* [Saved entries]
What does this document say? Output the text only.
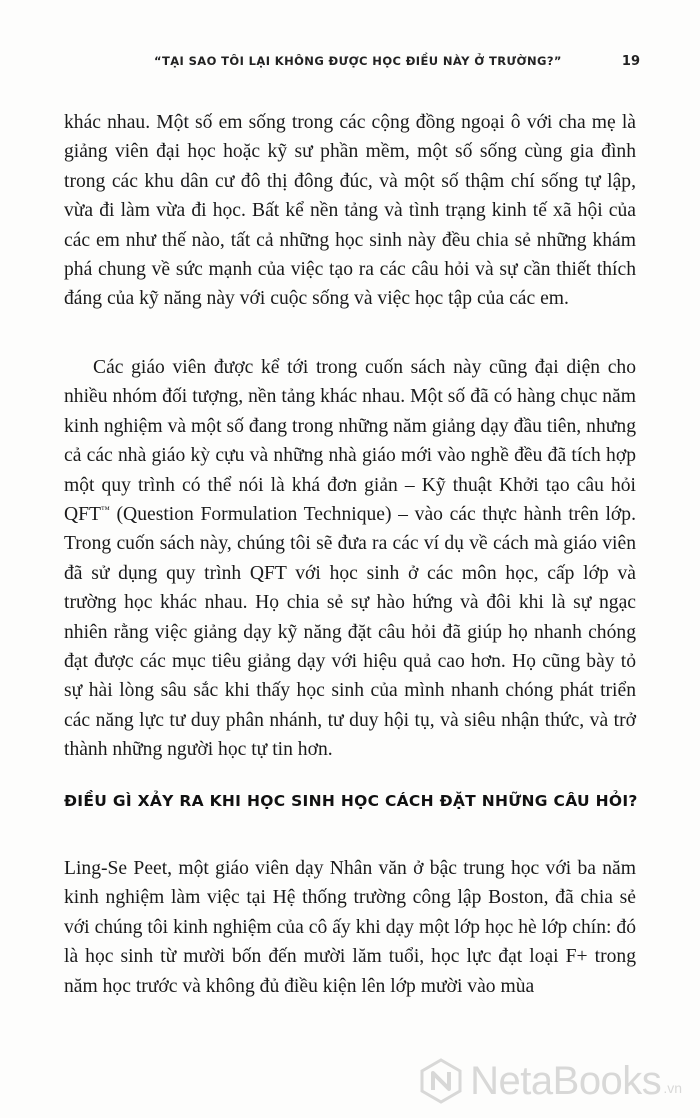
“TẠI SAO TÔI LẠI KHÔNG ĐƯỢC HỌC ĐIỀU NÀY Ở TRƯỜNG?”	19

khác nhau. Một số em sống trong các cộng đồng ngoại ô với cha mẹ là giảng viên đại học hoặc kỹ sư phần mềm, một số sống cùng gia đình trong các khu dân cư đô thị đông đúc, và một số thậm chí sống tự lập, vừa đi làm vừa đi học. Bất kể nền tảng và tình trạng kinh tế xã hội của các em như thế nào, tất cả những học sinh này đều chia sẻ những khám phá chung về sức mạnh của việc tạo ra các câu hỏi và sự cần thiết thích đáng của kỹ năng này với cuộc sống và việc học tập của các em.

Các giáo viên được kể tới trong cuốn sách này cũng đại diện cho nhiều nhóm đối tượng, nền tảng khác nhau. Một số đã có hàng chục năm kinh nghiệm và một số đang trong những năm giảng dạy đầu tiên, nhưng cả các nhà giáo kỳ cựu và những nhà giáo mới vào nghề đều đã tích hợp một quy trình có thể nói là khá đơn giản – Kỹ thuật Khởi tạo câu hỏi QFT™ (Question Formulation Technique) – vào các thực hành trên lớp. Trong cuốn sách này, chúng tôi sẽ đưa ra các ví dụ về cách mà giáo viên đã sử dụng quy trình QFT với học sinh ở các môn học, cấp lớp và trường học khác nhau. Họ chia sẻ sự hào hứng và đôi khi là sự ngạc nhiên rằng việc giảng dạy kỹ năng đặt câu hỏi đã giúp họ nhanh chóng đạt được các mục tiêu giảng dạy với hiệu quả cao hơn. Họ cũng bày tỏ sự hài lòng sâu sắc khi thấy học sinh của mình nhanh chóng phát triển các năng lực tư duy phân nhánh, tư duy hội tụ, và siêu nhận thức, và trở thành những người học tự tin hơn.

ĐIỀU GÌ XẢY RA KHI HỌC SINH HỌC CÁCH ĐẶT NHỮNG CÂU HỎI?

Ling-Se Peet, một giáo viên dạy Nhân văn ở bậc trung học với ba năm kinh nghiệm làm việc tại Hệ thống trường công lập Boston, đã chia sẻ với chúng tôi kinh nghiệm của cô ấy khi dạy một lớp học hè lớp chín: đó là học sinh từ mười bốn đến mười lăm tuổi, học lực đạt loại F+ trong năm học trước và không đủ điều kiện lên lớp mười vào mùa

NetaBooks .vn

* [Instruction]
Would you set down the listing exactly, omitting pictures?

* [Response to this exercise]
What does this document say? Output the text only.
“TẠI SAO TÔI LẠI KHÔNG ĐƯỢC HỌC ĐIỀU NÀY Ở TRƯỜNG?”	19

khác nhau. Một số em sống trong các cộng đồng ngoại ô với cha mẹ là giảng viên đại học hoặc kỹ sư phần mềm, một số sống cùng gia đình trong các khu dân cư đô thị đông đúc, và một số thậm chí sống tự lập, vừa đi làm vừa đi học. Bất kể nền tảng và tình trạng kinh tế xã hội của các em như thế nào, tất cả những học sinh này đều chia sẻ những khám phá chung về sức mạnh của việc tạo ra các câu hỏi và sự cần thiết thích đáng của kỹ năng này với cuộc sống và việc học tập của các em.

Các giáo viên được kể tới trong cuốn sách này cũng đại diện cho nhiều nhóm đối tượng, nền tảng khác nhau. Một số đã có hàng chục năm kinh nghiệm và một số đang trong những năm giảng dạy đầu tiên, nhưng cả các nhà giáo kỳ cựu và những nhà giáo mới vào nghề đều đã tích hợp một quy trình có thể nói là khá đơn giản – Kỹ thuật Khởi tạo câu hỏi QFT™ (Question Formulation Technique) – vào các thực hành trên lớp. Trong cuốn sách này, chúng tôi sẽ đưa ra các ví dụ về cách mà giáo viên đã sử dụng quy trình QFT với học sinh ở các môn học, cấp lớp và trường học khác nhau. Họ chia sẻ sự hào hứng và đôi khi là sự ngạc nhiên rằng việc giảng dạy kỹ năng đặt câu hỏi đã giúp họ nhanh chóng đạt được các mục tiêu giảng dạy với hiệu quả cao hơn. Họ cũng bày tỏ sự hài lòng sâu sắc khi thấy học sinh của mình nhanh chóng phát triển các năng lực tư duy phân nhánh, tư duy hội tụ, và siêu nhận thức, và trở thành những người học tự tin hơn.

ĐIỀU GÌ XẢY RA KHI HỌC SINH HỌC CÁCH ĐẶT NHỮNG CÂU HỎI?

Ling-Se Peet, một giáo viên dạy Nhân văn ở bậc trung học với ba năm kinh nghiệm làm việc tại Hệ thống trường công lập Boston, đã chia sẻ với chúng tôi kinh nghiệm của cô ấy khi dạy một lớp học hè lớp chín: đó là học sinh từ mười bốn đến mười lăm tuổi, học lực đạt loại F+ trong năm học trước và không đủ điều kiện lên lớp mười vào mùa

NetaBooks .vn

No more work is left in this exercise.